→ **WORK TO DO**
Note each line where "asset" appears, and copy it.

→ **THE DATA**
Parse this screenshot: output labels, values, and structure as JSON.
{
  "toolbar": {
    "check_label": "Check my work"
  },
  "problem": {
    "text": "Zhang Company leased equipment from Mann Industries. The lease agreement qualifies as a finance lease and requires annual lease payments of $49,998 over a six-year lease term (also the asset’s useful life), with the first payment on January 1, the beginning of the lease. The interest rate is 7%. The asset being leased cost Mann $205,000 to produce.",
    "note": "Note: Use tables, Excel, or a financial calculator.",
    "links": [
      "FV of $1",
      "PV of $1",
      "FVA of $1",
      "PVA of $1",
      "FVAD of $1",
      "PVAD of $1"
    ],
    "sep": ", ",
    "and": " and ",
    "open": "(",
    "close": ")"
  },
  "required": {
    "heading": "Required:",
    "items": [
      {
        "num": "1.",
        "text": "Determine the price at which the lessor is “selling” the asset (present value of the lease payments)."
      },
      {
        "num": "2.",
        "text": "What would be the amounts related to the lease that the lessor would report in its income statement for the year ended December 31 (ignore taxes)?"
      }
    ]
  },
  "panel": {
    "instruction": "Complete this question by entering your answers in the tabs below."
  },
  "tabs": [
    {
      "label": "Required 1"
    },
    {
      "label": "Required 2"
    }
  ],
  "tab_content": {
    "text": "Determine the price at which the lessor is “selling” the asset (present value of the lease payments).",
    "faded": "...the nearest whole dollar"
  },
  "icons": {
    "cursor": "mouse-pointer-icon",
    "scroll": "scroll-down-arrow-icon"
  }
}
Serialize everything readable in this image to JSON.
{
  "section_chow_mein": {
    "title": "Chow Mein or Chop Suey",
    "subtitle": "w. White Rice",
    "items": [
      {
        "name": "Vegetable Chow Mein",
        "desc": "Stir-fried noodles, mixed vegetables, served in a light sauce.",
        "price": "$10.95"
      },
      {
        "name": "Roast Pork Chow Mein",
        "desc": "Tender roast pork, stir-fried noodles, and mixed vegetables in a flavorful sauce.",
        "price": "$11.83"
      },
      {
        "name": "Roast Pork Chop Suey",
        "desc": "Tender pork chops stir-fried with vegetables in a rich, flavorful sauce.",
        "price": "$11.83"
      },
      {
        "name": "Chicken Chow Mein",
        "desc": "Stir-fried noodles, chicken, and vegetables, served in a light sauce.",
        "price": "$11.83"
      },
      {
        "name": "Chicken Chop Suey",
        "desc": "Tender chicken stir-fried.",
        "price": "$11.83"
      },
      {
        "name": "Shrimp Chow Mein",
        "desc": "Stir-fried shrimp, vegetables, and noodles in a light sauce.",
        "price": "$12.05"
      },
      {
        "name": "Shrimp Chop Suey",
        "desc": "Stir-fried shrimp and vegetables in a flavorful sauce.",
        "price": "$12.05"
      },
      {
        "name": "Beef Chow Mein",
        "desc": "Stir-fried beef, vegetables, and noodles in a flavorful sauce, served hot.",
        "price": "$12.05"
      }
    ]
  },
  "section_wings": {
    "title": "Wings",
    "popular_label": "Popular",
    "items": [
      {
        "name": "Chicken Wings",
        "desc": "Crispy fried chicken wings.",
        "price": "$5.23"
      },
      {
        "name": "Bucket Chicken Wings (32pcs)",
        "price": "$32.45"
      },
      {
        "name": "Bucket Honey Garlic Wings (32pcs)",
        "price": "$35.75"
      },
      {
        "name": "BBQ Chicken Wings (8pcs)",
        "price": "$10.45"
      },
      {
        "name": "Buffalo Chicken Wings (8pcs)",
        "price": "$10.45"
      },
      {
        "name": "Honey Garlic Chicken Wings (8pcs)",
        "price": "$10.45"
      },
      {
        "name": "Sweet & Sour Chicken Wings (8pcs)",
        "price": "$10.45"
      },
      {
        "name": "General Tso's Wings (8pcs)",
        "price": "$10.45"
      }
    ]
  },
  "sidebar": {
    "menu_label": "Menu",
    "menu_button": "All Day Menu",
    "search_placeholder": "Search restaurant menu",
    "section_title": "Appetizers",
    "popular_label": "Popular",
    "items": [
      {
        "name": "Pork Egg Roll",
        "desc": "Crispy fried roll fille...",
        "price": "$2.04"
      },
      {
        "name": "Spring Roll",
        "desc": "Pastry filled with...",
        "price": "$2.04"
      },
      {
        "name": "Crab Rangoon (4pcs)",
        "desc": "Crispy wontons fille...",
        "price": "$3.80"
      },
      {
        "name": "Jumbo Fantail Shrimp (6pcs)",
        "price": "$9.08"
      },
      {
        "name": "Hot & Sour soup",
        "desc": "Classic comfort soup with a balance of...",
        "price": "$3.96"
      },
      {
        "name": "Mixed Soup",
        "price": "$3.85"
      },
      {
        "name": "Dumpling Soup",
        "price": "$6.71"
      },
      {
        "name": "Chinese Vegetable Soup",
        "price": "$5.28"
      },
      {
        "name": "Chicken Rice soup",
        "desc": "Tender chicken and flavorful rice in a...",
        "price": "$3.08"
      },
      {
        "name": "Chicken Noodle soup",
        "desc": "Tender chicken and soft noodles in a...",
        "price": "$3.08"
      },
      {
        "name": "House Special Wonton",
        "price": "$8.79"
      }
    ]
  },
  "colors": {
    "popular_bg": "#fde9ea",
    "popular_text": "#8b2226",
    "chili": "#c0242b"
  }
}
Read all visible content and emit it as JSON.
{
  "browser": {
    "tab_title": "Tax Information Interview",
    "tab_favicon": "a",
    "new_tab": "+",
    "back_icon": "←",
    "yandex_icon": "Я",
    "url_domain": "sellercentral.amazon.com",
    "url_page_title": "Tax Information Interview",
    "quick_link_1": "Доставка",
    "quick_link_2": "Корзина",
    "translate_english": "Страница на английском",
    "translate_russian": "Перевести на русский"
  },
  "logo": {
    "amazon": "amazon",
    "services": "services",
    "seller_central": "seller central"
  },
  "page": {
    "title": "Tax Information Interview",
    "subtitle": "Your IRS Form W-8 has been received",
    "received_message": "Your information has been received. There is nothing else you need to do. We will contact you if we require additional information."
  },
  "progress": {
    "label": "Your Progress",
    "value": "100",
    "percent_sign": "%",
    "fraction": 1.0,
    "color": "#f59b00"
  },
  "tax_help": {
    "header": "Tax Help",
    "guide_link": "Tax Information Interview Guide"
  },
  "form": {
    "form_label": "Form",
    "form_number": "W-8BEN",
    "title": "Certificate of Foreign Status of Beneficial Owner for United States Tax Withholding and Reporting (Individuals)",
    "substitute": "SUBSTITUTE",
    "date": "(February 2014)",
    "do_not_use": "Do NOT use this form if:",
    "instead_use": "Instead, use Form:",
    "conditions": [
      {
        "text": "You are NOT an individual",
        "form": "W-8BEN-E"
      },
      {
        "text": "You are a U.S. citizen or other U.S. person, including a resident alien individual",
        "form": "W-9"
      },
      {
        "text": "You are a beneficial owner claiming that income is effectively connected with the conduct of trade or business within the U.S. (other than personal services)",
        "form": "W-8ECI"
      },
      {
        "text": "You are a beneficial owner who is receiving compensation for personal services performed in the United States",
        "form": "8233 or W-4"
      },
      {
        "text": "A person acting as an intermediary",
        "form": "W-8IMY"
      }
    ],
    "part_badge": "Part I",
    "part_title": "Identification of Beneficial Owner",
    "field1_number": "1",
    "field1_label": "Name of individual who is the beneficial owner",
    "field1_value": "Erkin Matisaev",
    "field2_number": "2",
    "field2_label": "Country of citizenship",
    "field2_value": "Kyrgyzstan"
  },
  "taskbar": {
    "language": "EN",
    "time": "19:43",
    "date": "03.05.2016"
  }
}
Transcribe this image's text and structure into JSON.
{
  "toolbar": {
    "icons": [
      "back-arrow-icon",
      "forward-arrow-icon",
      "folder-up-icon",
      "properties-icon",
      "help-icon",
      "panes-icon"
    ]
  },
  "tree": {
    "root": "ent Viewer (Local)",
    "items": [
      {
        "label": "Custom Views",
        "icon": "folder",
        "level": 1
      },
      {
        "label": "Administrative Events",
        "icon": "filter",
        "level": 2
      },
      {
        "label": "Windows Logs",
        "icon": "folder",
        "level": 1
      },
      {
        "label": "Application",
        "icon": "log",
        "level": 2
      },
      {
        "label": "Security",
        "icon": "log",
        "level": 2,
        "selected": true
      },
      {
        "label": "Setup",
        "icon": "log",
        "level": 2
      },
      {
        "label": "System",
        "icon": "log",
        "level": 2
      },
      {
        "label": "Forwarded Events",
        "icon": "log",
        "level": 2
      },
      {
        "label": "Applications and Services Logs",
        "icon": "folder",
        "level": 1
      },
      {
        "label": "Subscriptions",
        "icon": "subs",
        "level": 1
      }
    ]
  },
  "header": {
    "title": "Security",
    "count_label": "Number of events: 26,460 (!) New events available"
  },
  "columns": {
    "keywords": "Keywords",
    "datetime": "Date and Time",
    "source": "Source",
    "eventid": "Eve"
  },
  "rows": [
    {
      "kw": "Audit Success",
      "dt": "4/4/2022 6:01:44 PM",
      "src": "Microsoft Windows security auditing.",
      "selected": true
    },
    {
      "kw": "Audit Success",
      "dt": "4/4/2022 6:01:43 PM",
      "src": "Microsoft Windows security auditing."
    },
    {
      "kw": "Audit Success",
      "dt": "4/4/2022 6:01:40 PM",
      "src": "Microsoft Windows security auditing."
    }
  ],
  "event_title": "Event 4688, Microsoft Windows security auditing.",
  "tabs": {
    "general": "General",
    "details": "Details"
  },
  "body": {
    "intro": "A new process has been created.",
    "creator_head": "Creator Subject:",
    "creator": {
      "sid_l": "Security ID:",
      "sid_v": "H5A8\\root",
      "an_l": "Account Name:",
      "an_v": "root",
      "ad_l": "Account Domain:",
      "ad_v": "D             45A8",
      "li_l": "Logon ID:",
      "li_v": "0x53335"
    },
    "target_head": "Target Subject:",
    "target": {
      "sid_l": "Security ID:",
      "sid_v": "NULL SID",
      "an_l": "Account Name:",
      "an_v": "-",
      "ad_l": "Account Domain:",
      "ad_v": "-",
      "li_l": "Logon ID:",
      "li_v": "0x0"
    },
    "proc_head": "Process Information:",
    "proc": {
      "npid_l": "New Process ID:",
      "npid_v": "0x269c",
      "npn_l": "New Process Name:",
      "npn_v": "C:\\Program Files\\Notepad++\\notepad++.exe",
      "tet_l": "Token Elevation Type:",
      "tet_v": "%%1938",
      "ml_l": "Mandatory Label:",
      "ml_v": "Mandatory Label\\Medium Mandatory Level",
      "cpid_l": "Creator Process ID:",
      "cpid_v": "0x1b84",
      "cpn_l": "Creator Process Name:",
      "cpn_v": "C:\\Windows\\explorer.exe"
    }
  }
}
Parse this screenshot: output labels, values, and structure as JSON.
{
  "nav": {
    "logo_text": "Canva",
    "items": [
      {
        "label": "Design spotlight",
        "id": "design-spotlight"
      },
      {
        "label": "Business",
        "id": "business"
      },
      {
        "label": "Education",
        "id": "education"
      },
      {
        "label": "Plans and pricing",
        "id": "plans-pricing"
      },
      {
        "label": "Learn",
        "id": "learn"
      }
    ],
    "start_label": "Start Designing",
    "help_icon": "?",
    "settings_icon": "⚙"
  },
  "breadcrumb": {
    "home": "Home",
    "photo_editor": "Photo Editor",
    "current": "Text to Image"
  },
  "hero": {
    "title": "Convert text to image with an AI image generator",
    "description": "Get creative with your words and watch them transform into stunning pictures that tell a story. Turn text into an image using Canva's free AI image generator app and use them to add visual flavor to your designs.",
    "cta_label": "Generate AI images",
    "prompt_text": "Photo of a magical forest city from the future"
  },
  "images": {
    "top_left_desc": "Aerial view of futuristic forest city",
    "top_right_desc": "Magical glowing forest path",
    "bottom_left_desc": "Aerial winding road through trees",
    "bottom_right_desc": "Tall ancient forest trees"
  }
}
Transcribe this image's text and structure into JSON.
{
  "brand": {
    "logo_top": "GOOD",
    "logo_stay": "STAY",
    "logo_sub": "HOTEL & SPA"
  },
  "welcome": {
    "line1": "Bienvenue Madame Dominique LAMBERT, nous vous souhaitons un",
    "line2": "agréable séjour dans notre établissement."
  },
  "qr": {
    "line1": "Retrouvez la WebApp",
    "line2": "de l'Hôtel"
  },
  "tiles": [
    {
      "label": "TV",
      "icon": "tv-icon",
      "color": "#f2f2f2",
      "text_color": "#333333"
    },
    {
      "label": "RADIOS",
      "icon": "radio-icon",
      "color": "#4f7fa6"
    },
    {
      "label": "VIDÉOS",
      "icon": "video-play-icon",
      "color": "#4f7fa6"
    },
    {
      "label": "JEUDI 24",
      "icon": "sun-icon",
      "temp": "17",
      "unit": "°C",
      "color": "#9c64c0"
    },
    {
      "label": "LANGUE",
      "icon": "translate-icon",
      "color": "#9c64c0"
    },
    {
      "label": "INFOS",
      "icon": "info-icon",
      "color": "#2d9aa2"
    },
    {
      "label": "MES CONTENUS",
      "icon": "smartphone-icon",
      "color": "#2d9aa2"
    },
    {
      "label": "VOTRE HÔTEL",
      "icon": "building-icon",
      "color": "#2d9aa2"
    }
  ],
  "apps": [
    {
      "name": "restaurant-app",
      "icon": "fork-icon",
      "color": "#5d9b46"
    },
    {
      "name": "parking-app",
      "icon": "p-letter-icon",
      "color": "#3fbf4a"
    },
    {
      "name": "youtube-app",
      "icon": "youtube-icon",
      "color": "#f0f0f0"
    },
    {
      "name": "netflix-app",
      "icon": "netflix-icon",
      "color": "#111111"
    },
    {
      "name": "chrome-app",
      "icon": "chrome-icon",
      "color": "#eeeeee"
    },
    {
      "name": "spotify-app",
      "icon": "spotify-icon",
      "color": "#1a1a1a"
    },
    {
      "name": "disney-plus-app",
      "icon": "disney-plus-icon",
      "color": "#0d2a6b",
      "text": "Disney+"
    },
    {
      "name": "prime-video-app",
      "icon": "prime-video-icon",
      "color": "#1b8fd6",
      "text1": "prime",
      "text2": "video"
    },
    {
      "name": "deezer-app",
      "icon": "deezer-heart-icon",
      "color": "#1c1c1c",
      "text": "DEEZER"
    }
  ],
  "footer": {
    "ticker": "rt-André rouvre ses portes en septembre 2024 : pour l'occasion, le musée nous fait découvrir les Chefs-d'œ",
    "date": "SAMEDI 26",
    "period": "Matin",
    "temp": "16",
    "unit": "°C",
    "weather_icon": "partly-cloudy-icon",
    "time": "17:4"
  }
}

→ **ANSWER FOR THE TASK**
    "text": "Zhang Company leased equipment from Mann Industries. The lease agreement qualifies as a finance lease and requires annual lease payments of $49,998 over a six-year lease term (also the asset’s useful life), with the first payment on January 1, the beginning of the lease. The interest rate is 7%. The asset being leased cost Mann $205,000 to produce.",
        "text": "Determine the price at which the lessor is “selling” the asset (present value of the lease payments)."
    "text": "Determine the price at which the lessor is “selling” the asset (present value of the lease payments).",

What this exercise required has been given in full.